= TO DO =
Take each line that has the word "JSON" and return it.

Data listing:
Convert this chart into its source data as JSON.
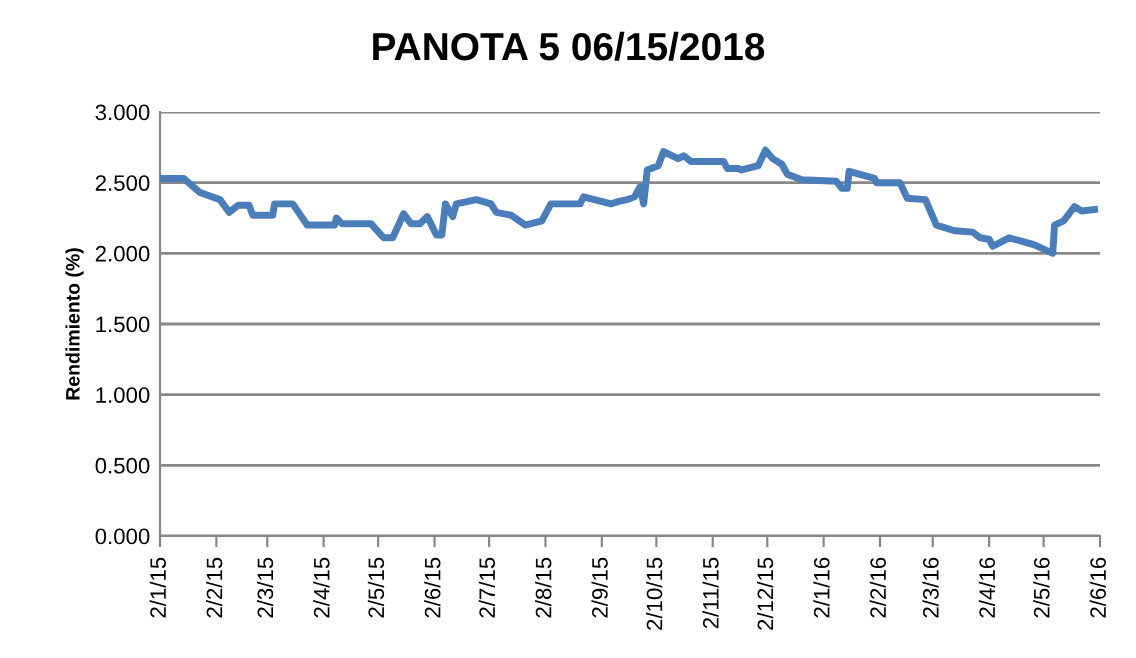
{
  "chart_data": {
    "type": "line",
    "title": "PANOTA 5 06/15/2018",
    "ylabel": "Rendimiento (%)",
    "x": [
      "2015-01-02",
      "2015-01-15",
      "2015-01-24",
      "2015-02-04",
      "2015-02-09",
      "2015-02-14",
      "2015-02-20",
      "2015-02-22",
      "2015-03-05",
      "2015-03-06",
      "2015-03-16",
      "2015-03-24",
      "2015-04-08",
      "2015-04-09",
      "2015-04-12",
      "2015-04-28",
      "2015-05-05",
      "2015-05-10",
      "2015-05-16",
      "2015-05-20",
      "2015-05-25",
      "2015-05-29",
      "2015-05-31",
      "2015-06-03",
      "2015-06-06",
      "2015-06-08",
      "2015-06-12",
      "2015-06-14",
      "2015-06-25",
      "2015-07-03",
      "2015-07-06",
      "2015-07-14",
      "2015-07-22",
      "2015-07-31",
      "2015-08-05",
      "2015-08-21",
      "2015-08-23",
      "2015-09-07",
      "2015-09-12",
      "2015-09-16",
      "2015-09-20",
      "2015-09-23",
      "2015-09-25",
      "2015-09-27",
      "2015-10-03",
      "2015-10-06",
      "2015-10-14",
      "2015-10-17",
      "2015-10-21",
      "2015-11-08",
      "2015-11-10",
      "2015-11-16",
      "2015-11-18",
      "2015-11-27",
      "2015-12-01",
      "2015-12-05",
      "2015-12-10",
      "2015-12-13",
      "2015-12-21",
      "2016-01-09",
      "2016-01-12",
      "2016-01-15",
      "2016-01-16",
      "2016-01-30",
      "2016-01-31",
      "2016-02-13",
      "2016-02-17",
      "2016-02-27",
      "2016-03-04",
      "2016-03-14",
      "2016-03-24",
      "2016-03-28",
      "2016-04-02",
      "2016-04-04",
      "2016-04-10",
      "2016-04-13",
      "2016-04-27",
      "2016-05-07",
      "2016-05-08",
      "2016-05-13",
      "2016-05-19",
      "2016-05-23",
      "2016-05-30"
    ],
    "series": [
      {
        "color": "#4a7ebb",
        "values": [
          2.53,
          2.53,
          2.43,
          2.38,
          2.29,
          2.34,
          2.34,
          2.27,
          2.27,
          2.35,
          2.35,
          2.2,
          2.2,
          2.25,
          2.21,
          2.21,
          2.11,
          2.11,
          2.28,
          2.21,
          2.21,
          2.26,
          2.21,
          2.13,
          2.13,
          2.35,
          2.26,
          2.35,
          2.38,
          2.35,
          2.29,
          2.27,
          2.2,
          2.23,
          2.35,
          2.35,
          2.4,
          2.35,
          2.37,
          2.38,
          2.4,
          2.47,
          2.35,
          2.59,
          2.62,
          2.72,
          2.67,
          2.69,
          2.65,
          2.65,
          2.6,
          2.6,
          2.59,
          2.62,
          2.73,
          2.67,
          2.63,
          2.56,
          2.52,
          2.51,
          2.46,
          2.46,
          2.58,
          2.53,
          2.5,
          2.5,
          2.39,
          2.38,
          2.2,
          2.16,
          2.15,
          2.11,
          2.1,
          2.05,
          2.09,
          2.11,
          2.06,
          2.0,
          2.2,
          2.23,
          2.33,
          2.3,
          2.31
        ]
      }
    ],
    "xlim": [
      "2015-01-02",
      "2016-06-02"
    ],
    "xticks": [
      {
        "value": "2015-01-02",
        "label": "2/1/15"
      },
      {
        "value": "2015-02-02",
        "label": "2/2/15"
      },
      {
        "value": "2015-03-02",
        "label": "2/3/15"
      },
      {
        "value": "2015-04-02",
        "label": "2/4/15"
      },
      {
        "value": "2015-05-02",
        "label": "2/5/15"
      },
      {
        "value": "2015-06-02",
        "label": "2/6/15"
      },
      {
        "value": "2015-07-02",
        "label": "2/7/15"
      },
      {
        "value": "2015-08-02",
        "label": "2/8/15"
      },
      {
        "value": "2015-09-02",
        "label": "2/9/15"
      },
      {
        "value": "2015-10-02",
        "label": "2/10/15"
      },
      {
        "value": "2015-11-02",
        "label": "2/11/15"
      },
      {
        "value": "2015-12-02",
        "label": "2/12/15"
      },
      {
        "value": "2016-01-02",
        "label": "2/1/16"
      },
      {
        "value": "2016-02-02",
        "label": "2/2/16"
      },
      {
        "value": "2016-03-02",
        "label": "2/3/16"
      },
      {
        "value": "2016-04-02",
        "label": "2/4/16"
      },
      {
        "value": "2016-05-02",
        "label": "2/5/16"
      },
      {
        "value": "2016-06-02",
        "label": "2/6/16"
      }
    ],
    "ylim": [
      0,
      3
    ],
    "yticks": [
      {
        "value": 0,
        "label": "0.000"
      },
      {
        "value": 0.5,
        "label": "0.500"
      },
      {
        "value": 1,
        "label": "1.000"
      },
      {
        "value": 1.5,
        "label": "1.500"
      },
      {
        "value": 2,
        "label": "2.000"
      },
      {
        "value": 2.5,
        "label": "2.500"
      },
      {
        "value": 3,
        "label": "3.000"
      }
    ],
    "grid": "y",
    "marker": "none",
    "line_style": "solid"
  }
}
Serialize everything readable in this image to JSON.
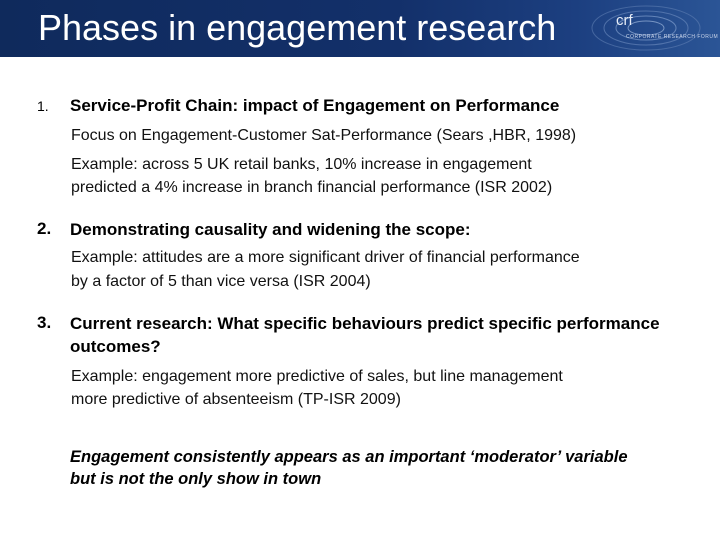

= CORRECT RESULT =
Convert this chart into its source data as JSON.
Serialize everything readable in this image to JSON.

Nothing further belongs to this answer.